▶ _Exercise description_
Leave out the images and repeat the listing below without a single change.

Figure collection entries

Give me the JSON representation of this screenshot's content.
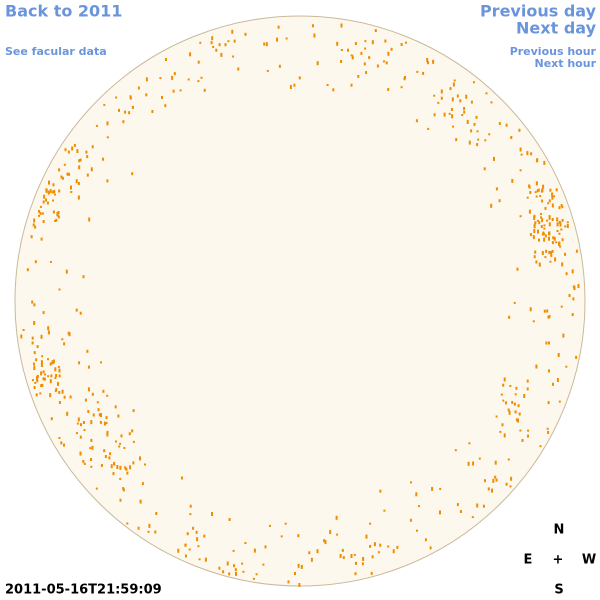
{
  "nav": {
    "back_year": "Back to 2011",
    "facular_data": "See facular data",
    "previous_day": "Previous day",
    "next_day": "Next day",
    "previous_hour": "Previous hour",
    "next_hour": "Next hour"
  },
  "timestamp": "2011-05-16T21:59:09",
  "compass": {
    "north": "N",
    "east": "E",
    "center": "+",
    "west": "W",
    "south": "S"
  }
}
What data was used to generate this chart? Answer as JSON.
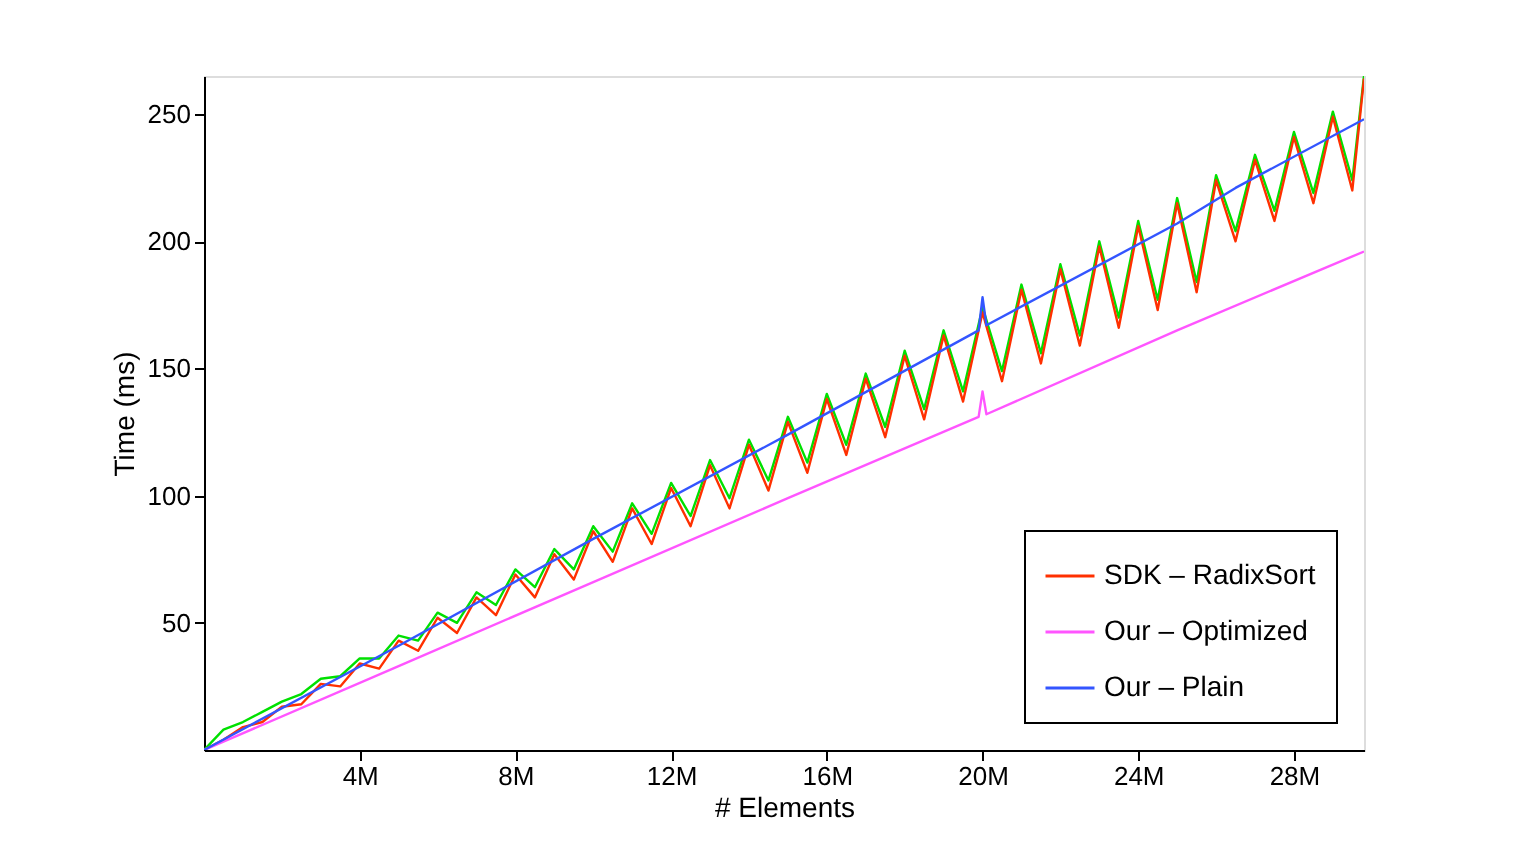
{
  "chart_data": {
    "type": "line",
    "xlabel": "# Elements",
    "ylabel": "Time (ms)",
    "xlim": [
      0,
      29.8
    ],
    "ylim": [
      0,
      265
    ],
    "xticks": [
      {
        "value": 4,
        "label": "4M"
      },
      {
        "value": 8,
        "label": "8M"
      },
      {
        "value": 12,
        "label": "12M"
      },
      {
        "value": 16,
        "label": "16M"
      },
      {
        "value": 20,
        "label": "20M"
      },
      {
        "value": 24,
        "label": "24M"
      },
      {
        "value": 28,
        "label": "28M"
      }
    ],
    "yticks": [
      50,
      100,
      150,
      200,
      250
    ],
    "grid": false,
    "legend": "bottom right",
    "marker": "none",
    "line_style": "solid",
    "series": [
      {
        "color": "#00e000",
        "x": [
          0,
          0.5,
          1,
          1.5,
          2,
          2.5,
          3,
          3.5,
          4,
          4.5,
          5,
          5.5,
          6,
          6.5,
          7,
          7.5,
          8,
          8.5,
          9,
          9.5,
          10,
          10.5,
          11,
          11.5,
          12,
          12.5,
          13,
          13.5,
          14,
          14.5,
          15,
          15.5,
          16,
          16.5,
          17,
          17.5,
          18,
          18.5,
          19,
          19.5,
          20,
          20.5,
          21,
          21.5,
          22,
          22.5,
          23,
          23.5,
          24,
          24.5,
          25,
          25.5,
          26,
          26.5,
          27,
          27.5,
          28,
          28.5,
          29,
          29.5,
          29.8
        ],
        "values": [
          0,
          8,
          11,
          15,
          19,
          22,
          28,
          29,
          36,
          36,
          45,
          43,
          54,
          50,
          62,
          57,
          71,
          64,
          79,
          71,
          88,
          78,
          97,
          85,
          105,
          92,
          114,
          99,
          122,
          106,
          131,
          113,
          140,
          120,
          148,
          127,
          157,
          134,
          165,
          141,
          174,
          149,
          183,
          156,
          191,
          163,
          200,
          170,
          208,
          177,
          217,
          184,
          226,
          204,
          234,
          212,
          243,
          219,
          251,
          224,
          265
        ]
      },
      {
        "name": "SDK – RadixSort",
        "color": "#ff3000",
        "x": [
          0,
          0.5,
          1,
          1.5,
          2,
          2.5,
          3,
          3.5,
          4,
          4.5,
          5,
          5.5,
          6,
          6.5,
          7,
          7.5,
          8,
          8.5,
          9,
          9.5,
          10,
          10.5,
          11,
          11.5,
          12,
          12.5,
          13,
          13.5,
          14,
          14.5,
          15,
          15.5,
          16,
          16.5,
          17,
          17.5,
          18,
          18.5,
          19,
          19.5,
          20,
          20.5,
          21,
          21.5,
          22,
          22.5,
          23,
          23.5,
          24,
          24.5,
          25,
          25.5,
          26,
          26.5,
          27,
          27.5,
          28,
          28.5,
          29,
          29.5,
          29.8
        ],
        "values": [
          0,
          4,
          9,
          11,
          17,
          18,
          26,
          25,
          34,
          32,
          43,
          39,
          52,
          46,
          60,
          53,
          69,
          60,
          77,
          67,
          86,
          74,
          95,
          81,
          103,
          88,
          112,
          95,
          120,
          102,
          129,
          109,
          138,
          116,
          146,
          123,
          155,
          130,
          163,
          137,
          172,
          145,
          181,
          152,
          189,
          159,
          198,
          166,
          206,
          173,
          215,
          180,
          224,
          200,
          232,
          208,
          241,
          215,
          249,
          220,
          264
        ]
      },
      {
        "name": "Our – Optimized",
        "color": "#ff55ff",
        "x": [
          0,
          5,
          10,
          15,
          19.9,
          20,
          20.1,
          25,
          29.8
        ],
        "values": [
          0,
          33,
          66,
          99,
          131,
          141,
          132,
          165,
          196
        ]
      },
      {
        "name": "Our – Plain",
        "color": "#3355ff",
        "x": [
          0,
          5,
          10,
          15,
          19.9,
          20,
          20.1,
          25,
          26.5,
          29.8
        ],
        "values": [
          0,
          41,
          83,
          124,
          165,
          178,
          167,
          207,
          221,
          248
        ]
      }
    ]
  }
}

▶ _Answer_
Give me the JSON representation of this screenshot's content.
{
  "nav": {
    "back_year": "Back to 2011",
    "facular_data": "See facular data",
    "previous_day": "Previous day",
    "next_day": "Next day",
    "previous_hour": "Previous hour",
    "next_hour": "Next hour"
  },
  "timestamp": "2011-05-16T21:59:09",
  "compass": {
    "north": "N",
    "east": "E",
    "center": "+",
    "west": "W",
    "south": "S"
  }
}
What data was used to generate this chart? Answer as JSON.
{
  "chart_data": {
    "type": "line",
    "xlabel": "# Elements",
    "ylabel": "Time (ms)",
    "xlim": [
      0,
      29.8
    ],
    "ylim": [
      0,
      265
    ],
    "xticks": [
      {
        "value": 4,
        "label": "4M"
      },
      {
        "value": 8,
        "label": "8M"
      },
      {
        "value": 12,
        "label": "12M"
      },
      {
        "value": 16,
        "label": "16M"
      },
      {
        "value": 20,
        "label": "20M"
      },
      {
        "value": 24,
        "label": "24M"
      },
      {
        "value": 28,
        "label": "28M"
      }
    ],
    "yticks": [
      50,
      100,
      150,
      200,
      250
    ],
    "grid": false,
    "legend": "bottom right",
    "marker": "none",
    "line_style": "solid",
    "series": [
      {
        "color": "#00e000",
        "x": [
          0,
          0.5,
          1,
          1.5,
          2,
          2.5,
          3,
          3.5,
          4,
          4.5,
          5,
          5.5,
          6,
          6.5,
          7,
          7.5,
          8,
          8.5,
          9,
          9.5,
          10,
          10.5,
          11,
          11.5,
          12,
          12.5,
          13,
          13.5,
          14,
          14.5,
          15,
          15.5,
          16,
          16.5,
          17,
          17.5,
          18,
          18.5,
          19,
          19.5,
          20,
          20.5,
          21,
          21.5,
          22,
          22.5,
          23,
          23.5,
          24,
          24.5,
          25,
          25.5,
          26,
          26.5,
          27,
          27.5,
          28,
          28.5,
          29,
          29.5,
          29.8
        ],
        "values": [
          0,
          8,
          11,
          15,
          19,
          22,
          28,
          29,
          36,
          36,
          45,
          43,
          54,
          50,
          62,
          57,
          71,
          64,
          79,
          71,
          88,
          78,
          97,
          85,
          105,
          92,
          114,
          99,
          122,
          106,
          131,
          113,
          140,
          120,
          148,
          127,
          157,
          134,
          165,
          141,
          174,
          149,
          183,
          156,
          191,
          163,
          200,
          170,
          208,
          177,
          217,
          184,
          226,
          204,
          234,
          212,
          243,
          219,
          251,
          224,
          265
        ]
      },
      {
        "name": "SDK – RadixSort",
        "color": "#ff3000",
        "x": [
          0,
          0.5,
          1,
          1.5,
          2,
          2.5,
          3,
          3.5,
          4,
          4.5,
          5,
          5.5,
          6,
          6.5,
          7,
          7.5,
          8,
          8.5,
          9,
          9.5,
          10,
          10.5,
          11,
          11.5,
          12,
          12.5,
          13,
          13.5,
          14,
          14.5,
          15,
          15.5,
          16,
          16.5,
          17,
          17.5,
          18,
          18.5,
          19,
          19.5,
          20,
          20.5,
          21,
          21.5,
          22,
          22.5,
          23,
          23.5,
          24,
          24.5,
          25,
          25.5,
          26,
          26.5,
          27,
          27.5,
          28,
          28.5,
          29,
          29.5,
          29.8
        ],
        "values": [
          0,
          4,
          9,
          11,
          17,
          18,
          26,
          25,
          34,
          32,
          43,
          39,
          52,
          46,
          60,
          53,
          69,
          60,
          77,
          67,
          86,
          74,
          95,
          81,
          103,
          88,
          112,
          95,
          120,
          102,
          129,
          109,
          138,
          116,
          146,
          123,
          155,
          130,
          163,
          137,
          172,
          145,
          181,
          152,
          189,
          159,
          198,
          166,
          206,
          173,
          215,
          180,
          224,
          200,
          232,
          208,
          241,
          215,
          249,
          220,
          264
        ]
      },
      {
        "name": "Our – Optimized",
        "color": "#ff55ff",
        "x": [
          0,
          5,
          10,
          15,
          19.9,
          20,
          20.1,
          25,
          29.8
        ],
        "values": [
          0,
          33,
          66,
          99,
          131,
          141,
          132,
          165,
          196
        ]
      },
      {
        "name": "Our – Plain",
        "color": "#3355ff",
        "x": [
          0,
          5,
          10,
          15,
          19.9,
          20,
          20.1,
          25,
          26.5,
          29.8
        ],
        "values": [
          0,
          41,
          83,
          124,
          165,
          178,
          167,
          207,
          221,
          248
        ]
      }
    ]
  }
}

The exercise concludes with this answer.